▶ Stated task: The entries below contain pictures. Retype everything except those pictures, exactly as given.

▶ Excerpted records:
#####

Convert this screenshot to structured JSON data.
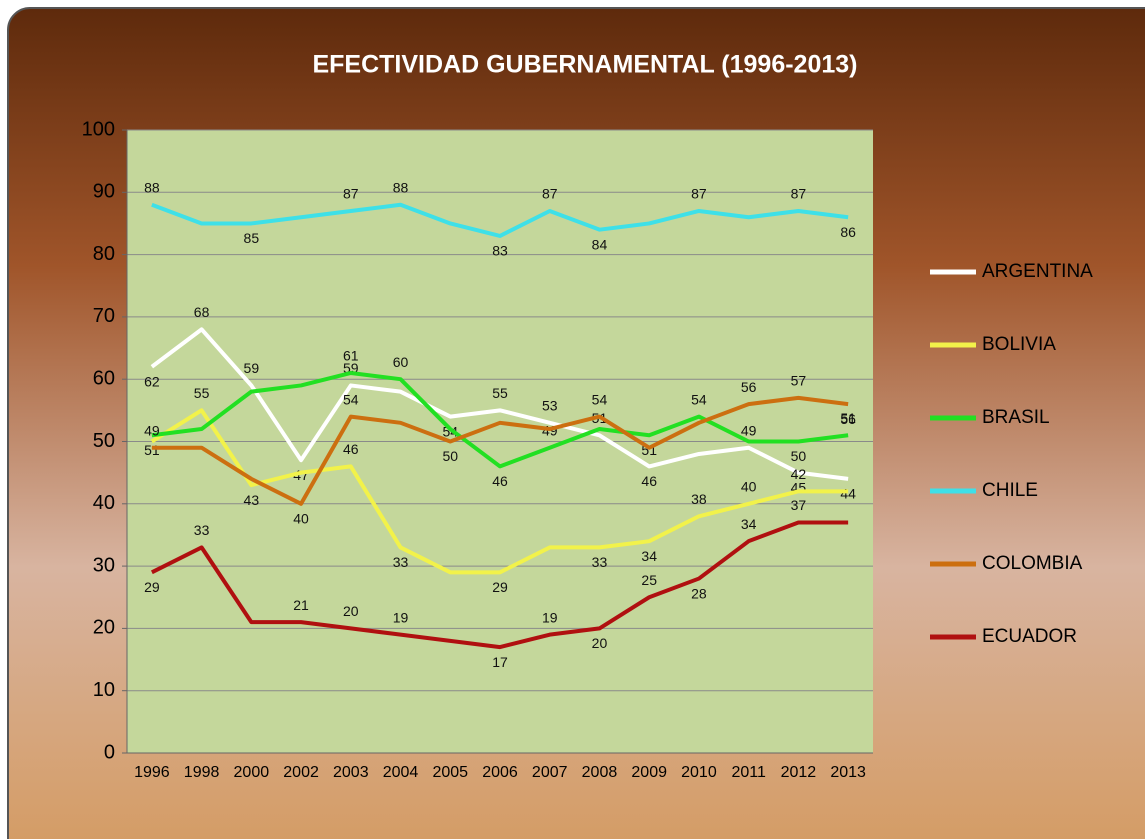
{
  "chart_data": {
    "type": "line",
    "title": "EFECTIVIDAD GUBERNAMENTAL  (1996-2013)",
    "categories": [
      "1996",
      "1998",
      "2000",
      "2002",
      "2003",
      "2004",
      "2005",
      "2006",
      "2007",
      "2008",
      "2009",
      "2010",
      "2011",
      "2012",
      "2013"
    ],
    "ylim": [
      0,
      100
    ],
    "yticks": [
      0,
      10,
      20,
      30,
      40,
      50,
      60,
      70,
      80,
      90,
      100
    ],
    "grid": true,
    "legend": "right",
    "series": [
      {
        "name": "ARGENTINA",
        "color": "#ffffff",
        "values": [
          62,
          68,
          59,
          47,
          59,
          58,
          54,
          55,
          53,
          51,
          46,
          48,
          49,
          45,
          44
        ],
        "value_labels": [
          "62",
          "68",
          "59",
          "47",
          "59",
          null,
          "54",
          "55",
          "53",
          "51",
          "46",
          null,
          "49",
          "45",
          "44"
        ]
      },
      {
        "name": "BOLIVIA",
        "color": "#f2f24a",
        "values": [
          50,
          55,
          43,
          45,
          46,
          33,
          29,
          29,
          33,
          33,
          34,
          38,
          40,
          42,
          42
        ],
        "value_labels": [
          null,
          "55",
          "43",
          null,
          "46",
          "33",
          null,
          "29",
          null,
          "33",
          "34",
          "38",
          "40",
          "42",
          null
        ]
      },
      {
        "name": "BRASIL",
        "color": "#22e022",
        "values": [
          51,
          52,
          58,
          59,
          61,
          60,
          52,
          46,
          49,
          52,
          51,
          54,
          50,
          50,
          51
        ],
        "value_labels": [
          "51",
          null,
          null,
          null,
          "61",
          "60",
          null,
          "46",
          "49",
          null,
          "51",
          "54",
          null,
          "50",
          "51"
        ]
      },
      {
        "name": "CHILE",
        "color": "#3ee0e8",
        "values": [
          88,
          85,
          85,
          86,
          87,
          88,
          85,
          83,
          87,
          84,
          85,
          87,
          86,
          87,
          86
        ],
        "value_labels": [
          "88",
          null,
          "85",
          null,
          "87",
          "88",
          null,
          "83",
          "87",
          "84",
          null,
          "87",
          null,
          "87",
          "86"
        ]
      },
      {
        "name": "COLOMBIA",
        "color": "#cc6f10",
        "values": [
          49,
          49,
          44,
          40,
          54,
          53,
          50,
          53,
          52,
          54,
          49,
          53,
          56,
          57,
          56
        ],
        "value_labels": [
          "49",
          null,
          null,
          "40",
          "54",
          null,
          "50",
          null,
          null,
          "54",
          null,
          null,
          "56",
          "57",
          "56"
        ]
      },
      {
        "name": "ECUADOR",
        "color": "#b01010",
        "values": [
          29,
          33,
          21,
          21,
          20,
          19,
          18,
          17,
          19,
          20,
          25,
          28,
          34,
          37,
          37
        ],
        "value_labels": [
          "29",
          "33",
          null,
          "21",
          "20",
          "19",
          null,
          "17",
          "19",
          "20",
          "25",
          "28",
          "34",
          "37",
          null
        ]
      }
    ]
  }
}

#####

▶ Correct response:
Convert this screenshot to structured JSON data.
{
  "chart_data": {
    "type": "line",
    "title": "EFECTIVIDAD GUBERNAMENTAL  (1996-2013)",
    "categories": [
      "1996",
      "1998",
      "2000",
      "2002",
      "2003",
      "2004",
      "2005",
      "2006",
      "2007",
      "2008",
      "2009",
      "2010",
      "2011",
      "2012",
      "2013"
    ],
    "ylim": [
      0,
      100
    ],
    "yticks": [
      0,
      10,
      20,
      30,
      40,
      50,
      60,
      70,
      80,
      90,
      100
    ],
    "grid": true,
    "legend": "right",
    "series": [
      {
        "name": "ARGENTINA",
        "color": "#ffffff",
        "values": [
          62,
          68,
          59,
          47,
          59,
          58,
          54,
          55,
          53,
          51,
          46,
          48,
          49,
          45,
          44
        ],
        "value_labels": [
          "62",
          "68",
          "59",
          "47",
          "59",
          null,
          "54",
          "55",
          "53",
          "51",
          "46",
          null,
          "49",
          "45",
          "44"
        ]
      },
      {
        "name": "BOLIVIA",
        "color": "#f2f24a",
        "values": [
          50,
          55,
          43,
          45,
          46,
          33,
          29,
          29,
          33,
          33,
          34,
          38,
          40,
          42,
          42
        ],
        "value_labels": [
          null,
          "55",
          "43",
          null,
          "46",
          "33",
          null,
          "29",
          null,
          "33",
          "34",
          "38",
          "40",
          "42",
          null
        ]
      },
      {
        "name": "BRASIL",
        "color": "#22e022",
        "values": [
          51,
          52,
          58,
          59,
          61,
          60,
          52,
          46,
          49,
          52,
          51,
          54,
          50,
          50,
          51
        ],
        "value_labels": [
          "51",
          null,
          null,
          null,
          "61",
          "60",
          null,
          "46",
          "49",
          null,
          "51",
          "54",
          null,
          "50",
          "51"
        ]
      },
      {
        "name": "CHILE",
        "color": "#3ee0e8",
        "values": [
          88,
          85,
          85,
          86,
          87,
          88,
          85,
          83,
          87,
          84,
          85,
          87,
          86,
          87,
          86
        ],
        "value_labels": [
          "88",
          null,
          "85",
          null,
          "87",
          "88",
          null,
          "83",
          "87",
          "84",
          null,
          "87",
          null,
          "87",
          "86"
        ]
      },
      {
        "name": "COLOMBIA",
        "color": "#cc6f10",
        "values": [
          49,
          49,
          44,
          40,
          54,
          53,
          50,
          53,
          52,
          54,
          49,
          53,
          56,
          57,
          56
        ],
        "value_labels": [
          "49",
          null,
          null,
          "40",
          "54",
          null,
          "50",
          null,
          null,
          "54",
          null,
          null,
          "56",
          "57",
          "56"
        ]
      },
      {
        "name": "ECUADOR",
        "color": "#b01010",
        "values": [
          29,
          33,
          21,
          21,
          20,
          19,
          18,
          17,
          19,
          20,
          25,
          28,
          34,
          37,
          37
        ],
        "value_labels": [
          "29",
          "33",
          null,
          "21",
          "20",
          "19",
          null,
          "17",
          "19",
          "20",
          "25",
          "28",
          "34",
          "37",
          null
        ]
      }
    ]
  }
}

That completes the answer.